[Entries from a page text dataset]

>>>>>

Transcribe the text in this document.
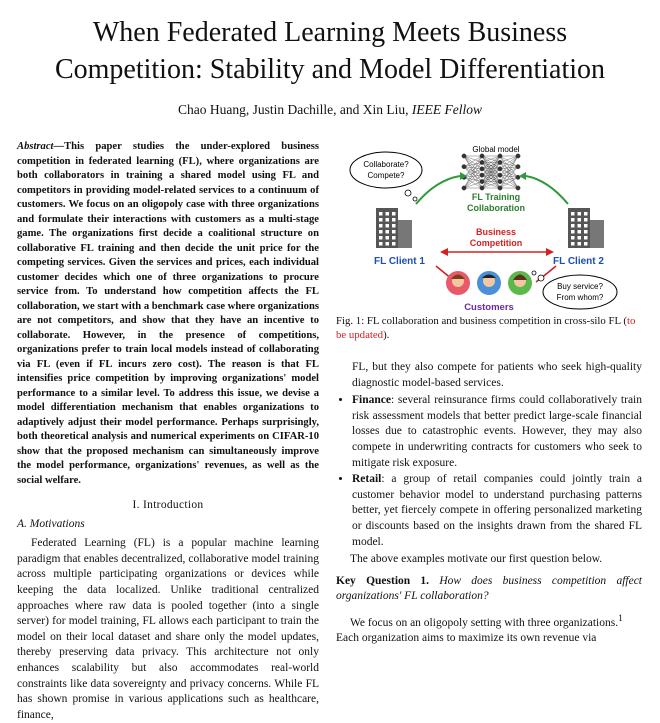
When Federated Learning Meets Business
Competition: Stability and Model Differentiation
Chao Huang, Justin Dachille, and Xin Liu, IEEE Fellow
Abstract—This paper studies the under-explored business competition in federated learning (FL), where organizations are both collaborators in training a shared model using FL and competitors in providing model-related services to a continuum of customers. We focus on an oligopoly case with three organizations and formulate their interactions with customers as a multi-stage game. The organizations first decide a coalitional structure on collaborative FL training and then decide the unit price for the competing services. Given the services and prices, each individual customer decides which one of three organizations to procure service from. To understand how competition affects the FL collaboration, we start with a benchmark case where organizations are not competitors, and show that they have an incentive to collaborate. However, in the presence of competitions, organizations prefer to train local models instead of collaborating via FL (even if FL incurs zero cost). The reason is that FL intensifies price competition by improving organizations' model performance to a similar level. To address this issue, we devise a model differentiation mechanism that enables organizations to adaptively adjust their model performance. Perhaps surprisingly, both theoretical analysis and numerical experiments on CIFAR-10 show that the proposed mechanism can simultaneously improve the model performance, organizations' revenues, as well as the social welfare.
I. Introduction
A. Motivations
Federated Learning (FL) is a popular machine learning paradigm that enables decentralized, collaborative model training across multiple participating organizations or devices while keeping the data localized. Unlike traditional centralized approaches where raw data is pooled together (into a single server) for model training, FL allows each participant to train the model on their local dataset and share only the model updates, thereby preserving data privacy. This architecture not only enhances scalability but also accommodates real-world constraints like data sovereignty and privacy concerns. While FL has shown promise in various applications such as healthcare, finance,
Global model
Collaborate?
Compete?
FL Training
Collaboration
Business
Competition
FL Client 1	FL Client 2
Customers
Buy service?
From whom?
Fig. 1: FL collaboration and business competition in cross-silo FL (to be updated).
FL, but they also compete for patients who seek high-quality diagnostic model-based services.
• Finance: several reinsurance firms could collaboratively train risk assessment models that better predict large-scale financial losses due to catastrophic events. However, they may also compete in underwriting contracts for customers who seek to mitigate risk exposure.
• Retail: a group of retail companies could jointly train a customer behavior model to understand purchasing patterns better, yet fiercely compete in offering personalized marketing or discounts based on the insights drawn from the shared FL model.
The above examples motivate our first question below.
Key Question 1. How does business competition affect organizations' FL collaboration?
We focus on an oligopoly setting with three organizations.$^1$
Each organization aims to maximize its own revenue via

<<<<<

## Exercise description:
Write out the records above exactly as they appear, leaving out any pictures.

## Response area:
Transcribe the text in this document.
When Federated Learning Meets Business
Competition: Stability and Model Differentiation
Chao Huang, Justin Dachille, and Xin Liu, IEEE Fellow
Abstract—This paper studies the under-explored business competition in federated learning (FL), where organizations are both collaborators in training a shared model using FL and competitors in providing model-related services to a continuum of customers. We focus on an oligopoly case with three organizations and formulate their interactions with customers as a multi-stage game. The organizations first decide a coalitional structure on collaborative FL training and then decide the unit price for the competing services. Given the services and prices, each individual customer decides which one of three organizations to procure service from. To understand how competition affects the FL collaboration, we start with a benchmark case where organizations are not competitors, and show that they have an incentive to collaborate. However, in the presence of competitions, organizations prefer to train local models instead of collaborating via FL (even if FL incurs zero cost). The reason is that FL intensifies price competition by improving organizations' model performance to a similar level. To address this issue, we devise a model differentiation mechanism that enables organizations to adaptively adjust their model performance. Perhaps surprisingly, both theoretical analysis and numerical experiments on CIFAR-10 show that the proposed mechanism can simultaneously improve the model performance, organizations' revenues, as well as the social welfare.
I. Introduction
A. Motivations
Federated Learning (FL) is a popular machine learning paradigm that enables decentralized, collaborative model training across multiple participating organizations or devices while keeping the data localized. Unlike traditional centralized approaches where raw data is pooled together (into a single server) for model training, FL allows each participant to train the model on their local dataset and share only the model updates, thereby preserving data privacy. This architecture not only enhances scalability but also accommodates real-world constraints like data sovereignty and privacy concerns. While FL has shown promise in various applications such as healthcare, finance,
Global model
Collaborate?
Compete?
FL Training
Collaboration
Business
Competition
FL Client 1	FL Client 2
Customers
Buy service?
From whom?
Fig. 1: FL collaboration and business competition in cross-silo FL (to be updated).
FL, but they also compete for patients who seek high-quality diagnostic model-based services.
• Finance: several reinsurance firms could collaboratively train risk assessment models that better predict large-scale financial losses due to catastrophic events. However, they may also compete in underwriting contracts for customers who seek to mitigate risk exposure.
• Retail: a group of retail companies could jointly train a customer behavior model to understand purchasing patterns better, yet fiercely compete in offering personalized marketing or discounts based on the insights drawn from the shared FL model.
The above examples motivate our first question below.
Key Question 1. How does business competition affect organizations' FL collaboration?
We focus on an oligopoly setting with three organizations.$^1$
Each organization aims to maximize its own revenue via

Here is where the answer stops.